| Saved entries |
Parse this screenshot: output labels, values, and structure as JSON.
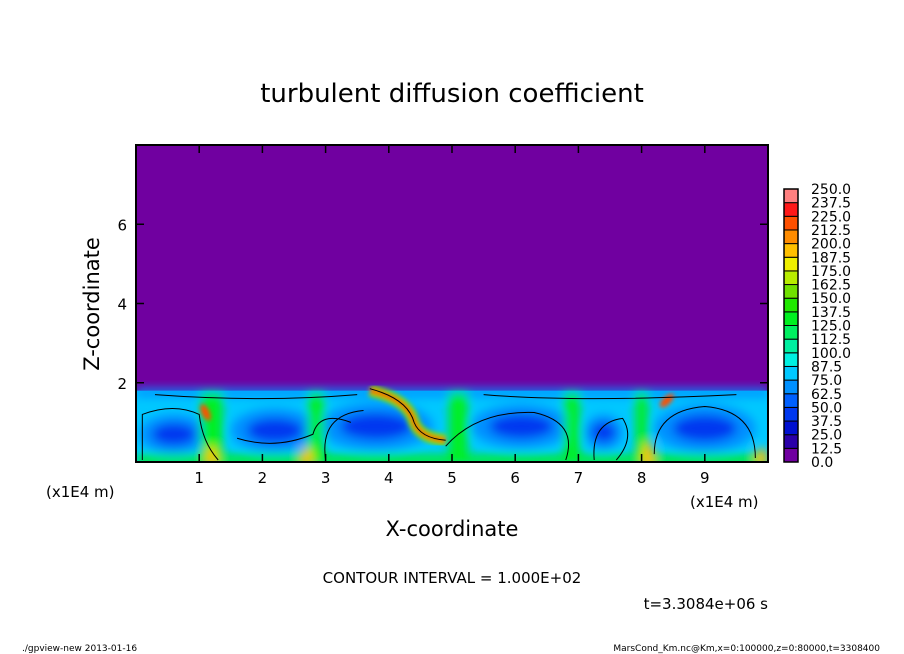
{
  "chart_data": {
    "type": "heatmap",
    "title": "turbulent diffusion coefficient",
    "xlabel": "X-coordinate",
    "ylabel": "Z-coordinate",
    "x_unit": "(x1E4 m)",
    "y_unit": "(x1E4 m)",
    "xlim": [
      0,
      10
    ],
    "ylim": [
      0,
      8
    ],
    "xticks": [
      "1",
      "2",
      "3",
      "4",
      "5",
      "6",
      "7",
      "8",
      "9"
    ],
    "yticks": [
      "2",
      "4",
      "6"
    ],
    "xtick_values": [
      1,
      2,
      3,
      4,
      5,
      6,
      7,
      8,
      9
    ],
    "ytick_values": [
      2,
      4,
      6
    ],
    "turbulent_layer_top": 1.8,
    "colorbar": {
      "levels": [
        "0.0",
        "12.5",
        "25.0",
        "37.5",
        "50.0",
        "62.5",
        "75.0",
        "87.5",
        "100.0",
        "112.5",
        "125.0",
        "137.5",
        "150.0",
        "162.5",
        "175.0",
        "187.5",
        "200.0",
        "212.5",
        "225.0",
        "237.5",
        "250.0"
      ],
      "colors": [
        "#7000a0",
        "#2a00a8",
        "#0010d0",
        "#0038f0",
        "#0060ff",
        "#0090ff",
        "#00c8ff",
        "#00f0e0",
        "#00f0a0",
        "#00f060",
        "#00f020",
        "#20e800",
        "#70e000",
        "#b8ec00",
        "#f0f000",
        "#ffc000",
        "#ff8c00",
        "#ff5000",
        "#ff1818",
        "#ff8080"
      ]
    },
    "contour_interval": "CONTOUR INTERVAL = 1.000E+02",
    "time_label": "t=3.3084e+06 s"
  },
  "footer": {
    "left": "./gpview-new  2013-01-16",
    "right": "MarsCond_Km.nc@Km,x=0:100000,z=0:80000,t=3308400"
  }
}
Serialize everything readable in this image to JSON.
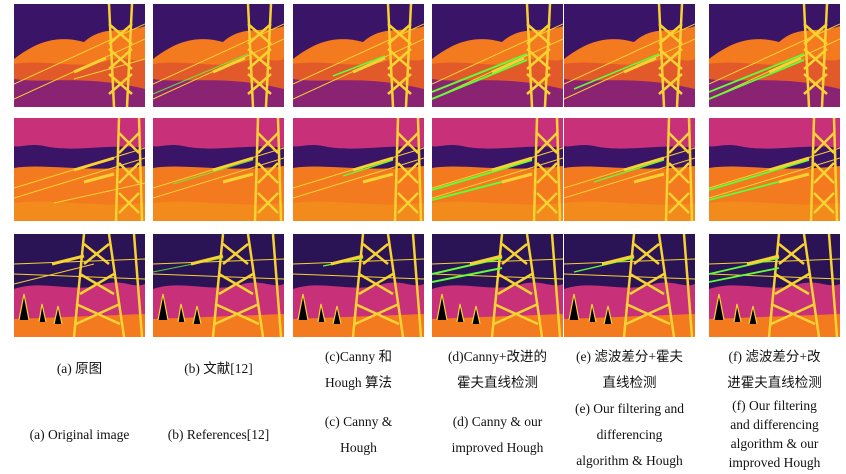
{
  "figure": {
    "columns": [
      {
        "id": "a",
        "caption_cn": [
          "(a) 原图"
        ],
        "caption_en": [
          "(a) Original image"
        ]
      },
      {
        "id": "b",
        "caption_cn": [
          "(b)  文献[12]"
        ],
        "caption_en": [
          "(b) References[12]"
        ]
      },
      {
        "id": "c",
        "caption_cn": [
          "(c)Canny 和",
          "Hough 算法"
        ],
        "caption_en": [
          "(c) Canny &",
          "Hough"
        ]
      },
      {
        "id": "d",
        "caption_cn": [
          "(d)Canny+改进的",
          "霍夫直线检测"
        ],
        "caption_en": [
          "(d) Canny & our",
          "improved Hough"
        ]
      },
      {
        "id": "e",
        "caption_cn": [
          "(e)  滤波差分+霍夫",
          "直线检测"
        ],
        "caption_en": [
          "(e) Our filtering and",
          "differencing",
          "algorithm & Hough"
        ]
      },
      {
        "id": "f",
        "caption_cn": [
          "(f)  滤波差分+改",
          "进霍夫直线检测"
        ],
        "caption_en": [
          "(f) Our filtering",
          "and differencing",
          "algorithm & our",
          "improved Hough"
        ]
      }
    ],
    "rows": [
      {
        "id": "scene-1",
        "description_visible": false
      },
      {
        "id": "scene-2",
        "description_visible": false
      },
      {
        "id": "scene-3",
        "description_visible": false
      }
    ],
    "colors": {
      "thermal_hot": "#f7d233",
      "thermal_warm": "#f47a1f",
      "thermal_mid": "#c8317a",
      "thermal_cool": "#3a1466",
      "detected_line": "#5cff3a"
    }
  }
}
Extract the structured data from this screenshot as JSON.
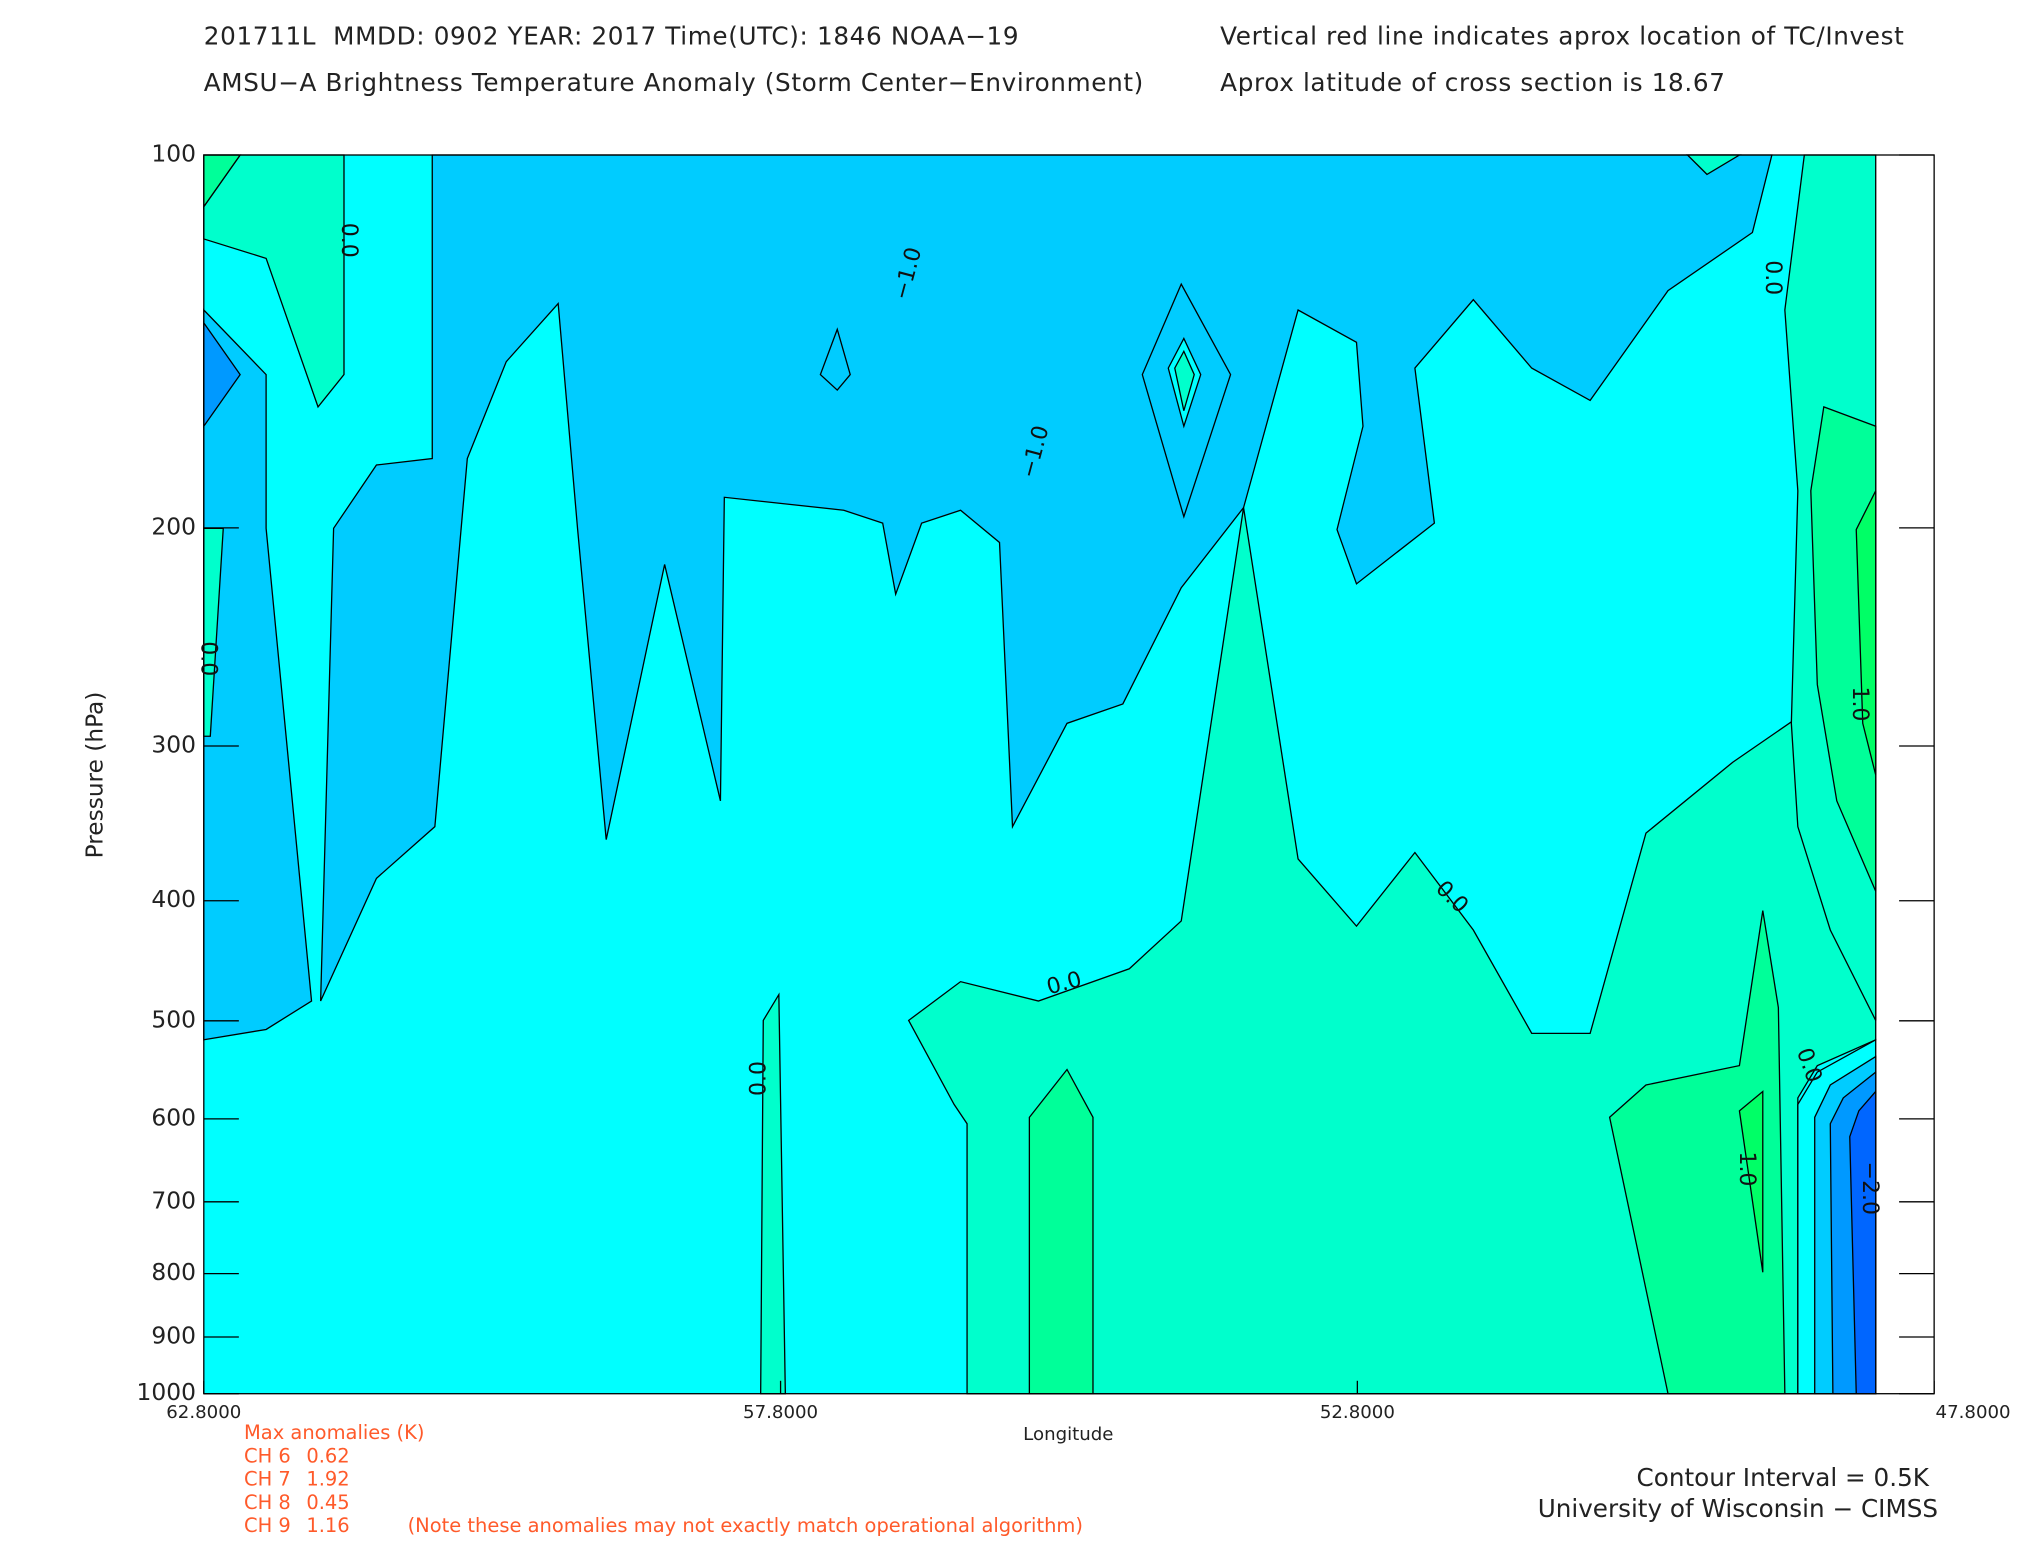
{
  "chart_data": {
    "type": "contour",
    "header": [
      "201711L  MMDD: 0902 YEAR: 2017 Time(UTC): 1846 NOAA−19",
      "AMSU−A Brightness Temperature Anomaly (Storm Center−Environment)",
      "Vertical red line indicates aprox location of TC/Invest",
      "Aprox latitude of cross section is 18.67"
    ],
    "xlabel": "Longitude",
    "ylabel": "Pressure (hPa)",
    "xlim": [
      62.8,
      47.8
    ],
    "xticks": [
      {
        "value": 62.8,
        "label": "62.8000"
      },
      {
        "value": 57.8,
        "label": "57.8000"
      },
      {
        "value": 52.8,
        "label": "52.8000"
      },
      {
        "value": 47.8,
        "label": "47.8000"
      }
    ],
    "ylim": [
      1000,
      100
    ],
    "yscale": "log",
    "yticks": [
      100,
      200,
      300,
      400,
      500,
      600,
      700,
      800,
      900,
      1000
    ],
    "contour_labels": [
      "0.0",
      "−1.0",
      "−1.0",
      "0.0",
      "0.0",
      "0.0",
      "0.0",
      "0.0",
      "1.0",
      "0.0",
      "1.0",
      "−2.0"
    ],
    "max_anomalies": {
      "title": "Max anomalies (K)",
      "rows": [
        {
          "label": "CH 6",
          "value": 0.62
        },
        {
          "label": "CH 7",
          "value": 1.92
        },
        {
          "label": "CH 8",
          "value": 0.45
        },
        {
          "label": "CH 9",
          "value": 1.16
        }
      ],
      "note": "(Note these anomalies may not exactly match operational algorithm)"
    },
    "footer": [
      "Contour Interval = 0.5K",
      "University of Wisconsin − CIMSS"
    ]
  }
}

| Written exercise |
Only lines with the word "title" are wanted, so copy each one from the records.

| Completed task |
    "title": "turbulent diffusion coefficient",
      "title": "Max anomalies (K)",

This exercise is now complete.